#### Exercise details:
Search the material for the word "coin" and copy each line that holds it.

** Start Rows **

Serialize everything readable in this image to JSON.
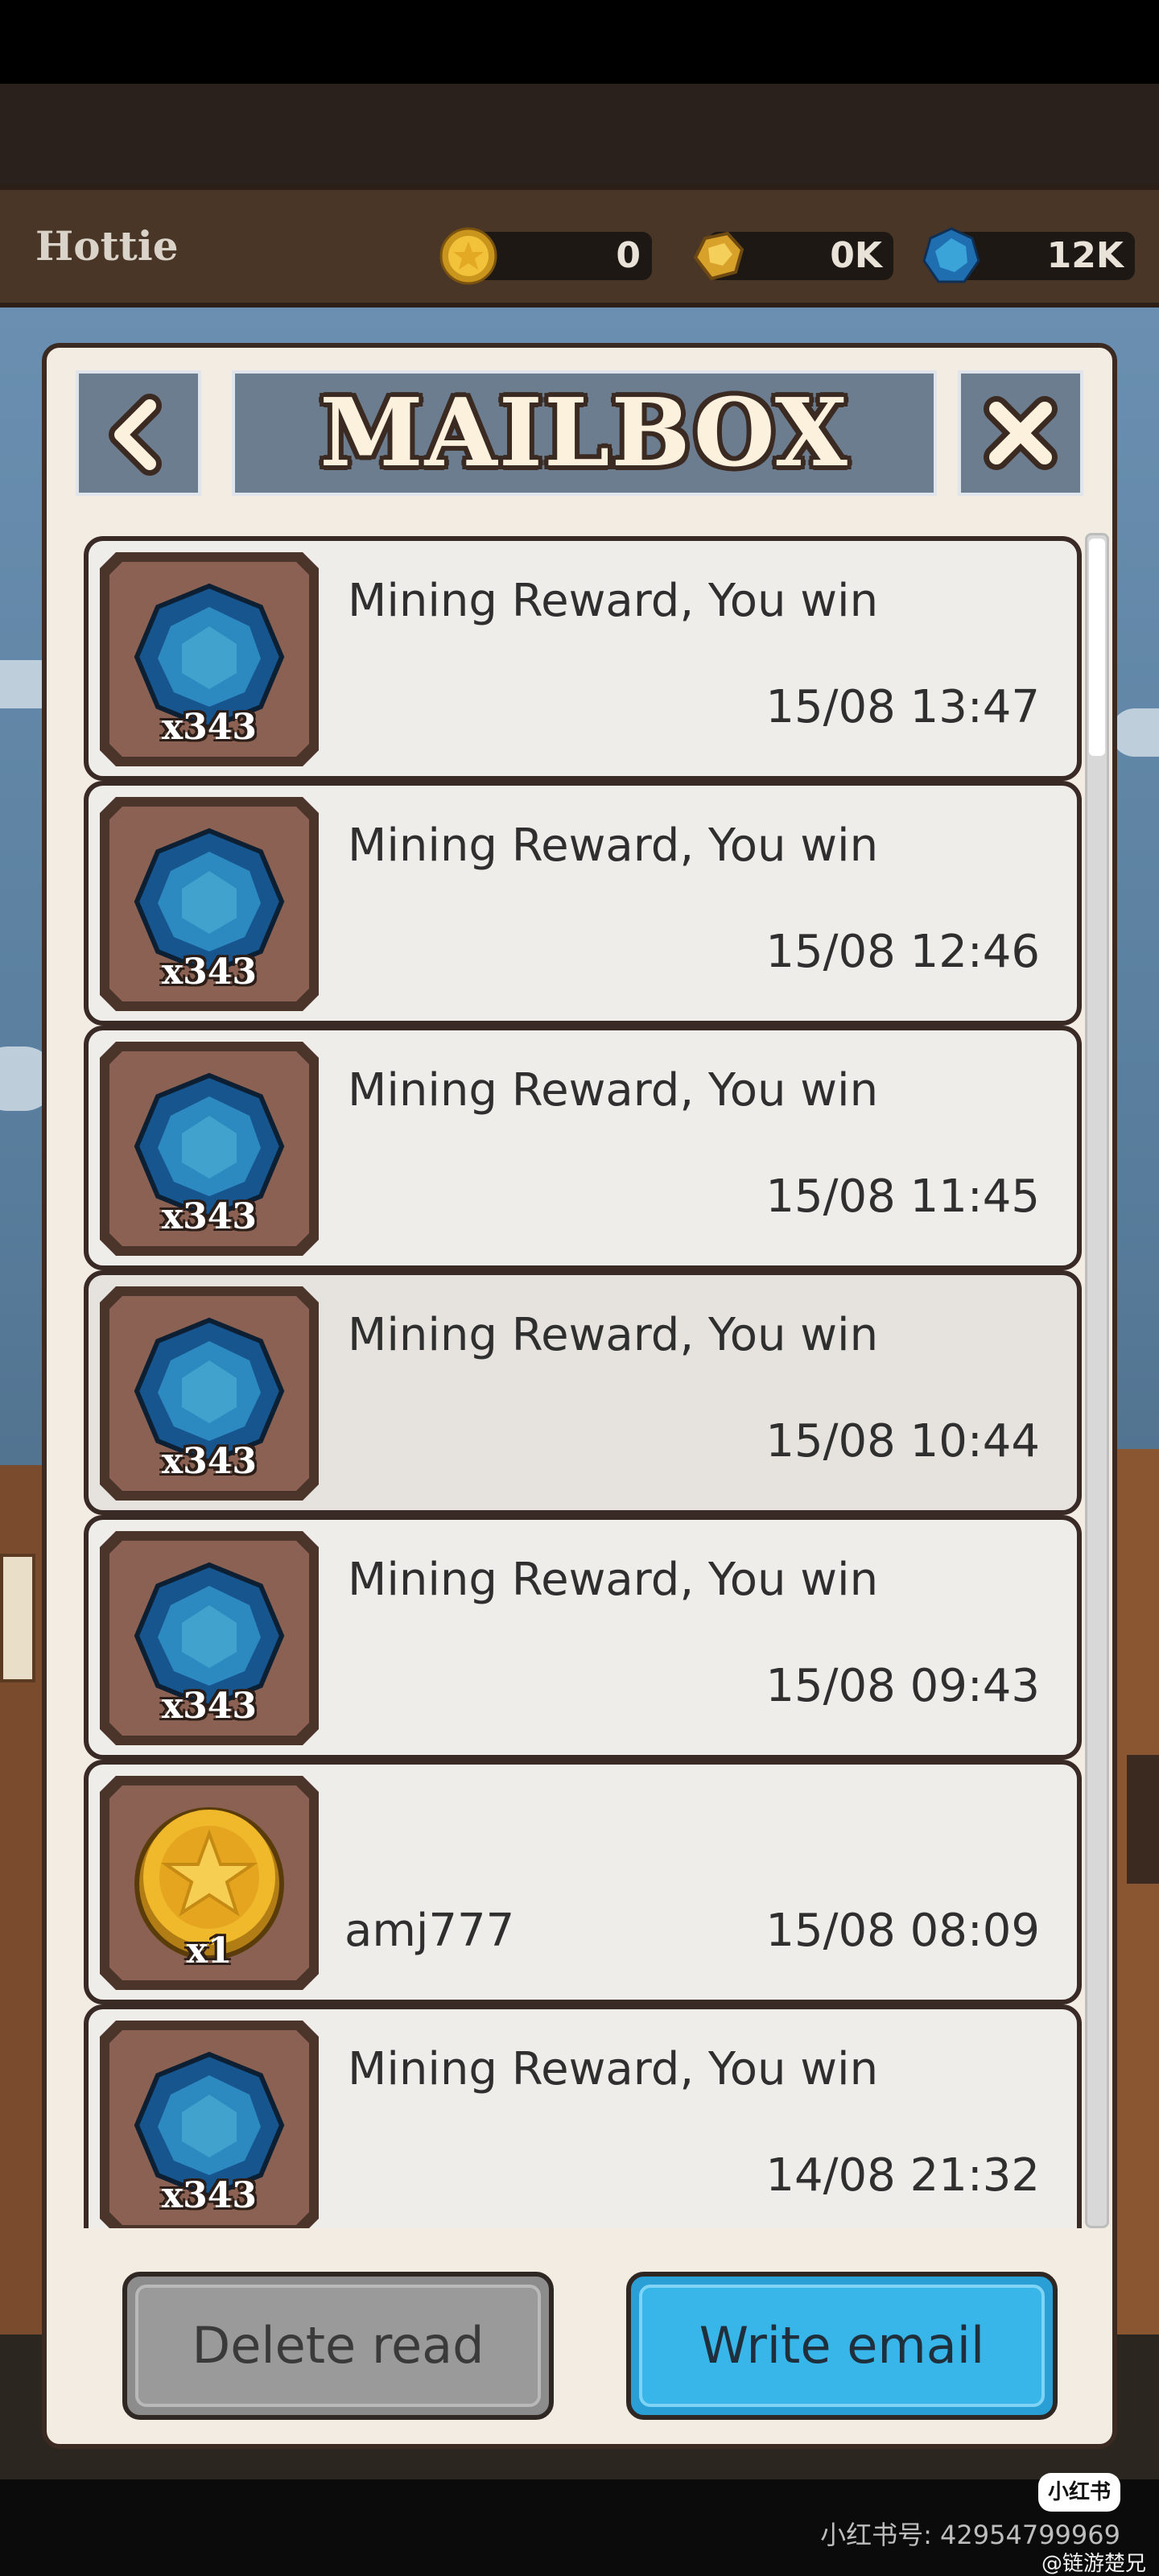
{
  "player": {
    "name": "Hottie"
  },
  "resources": [
    {
      "icon": "gold-coin-icon",
      "value": "0"
    },
    {
      "icon": "gold-ore-icon",
      "value": "0K"
    },
    {
      "icon": "blue-gem-icon",
      "value": "12K"
    }
  ],
  "header": {
    "title": "MAILBOX",
    "back_icon": "chevron-left-icon",
    "close_icon": "close-icon"
  },
  "mails": [
    {
      "reward_icon": "blue-gem-icon",
      "quantity": "x343",
      "subject": "Mining Reward, You win",
      "sender": "",
      "time": "15/08 13:47"
    },
    {
      "reward_icon": "blue-gem-icon",
      "quantity": "x343",
      "subject": "Mining Reward, You win",
      "sender": "",
      "time": "15/08 12:46"
    },
    {
      "reward_icon": "blue-gem-icon",
      "quantity": "x343",
      "subject": "Mining Reward, You win",
      "sender": "",
      "time": "15/08 11:45"
    },
    {
      "reward_icon": "blue-gem-icon",
      "quantity": "x343",
      "subject": "Mining Reward, You win",
      "sender": "",
      "time": "15/08 10:44"
    },
    {
      "reward_icon": "blue-gem-icon",
      "quantity": "x343",
      "subject": "Mining Reward, You win",
      "sender": "",
      "time": "15/08 09:43"
    },
    {
      "reward_icon": "gold-coin-icon",
      "quantity": "x1",
      "subject": "",
      "sender": "amj777",
      "time": "15/08 08:09"
    },
    {
      "reward_icon": "blue-gem-icon",
      "quantity": "x343",
      "subject": "Mining Reward, You win",
      "sender": "",
      "time": "14/08 21:32"
    }
  ],
  "buttons": {
    "delete_read": "Delete read",
    "write_email": "Write email"
  },
  "watermark": {
    "badge": "小红书",
    "id": "小红书号: 4295479​9969",
    "author": "@链游楚兄"
  },
  "colors": {
    "panel_header": "#6b7d8f",
    "write_button": "#38b6ea",
    "delete_button": "#9a9a9a",
    "frame": "#4b3429"
  }
}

** End Rows **

#### Result:
      "icon": "gold-coin-icon",
      "reward_icon": "gold-coin-icon",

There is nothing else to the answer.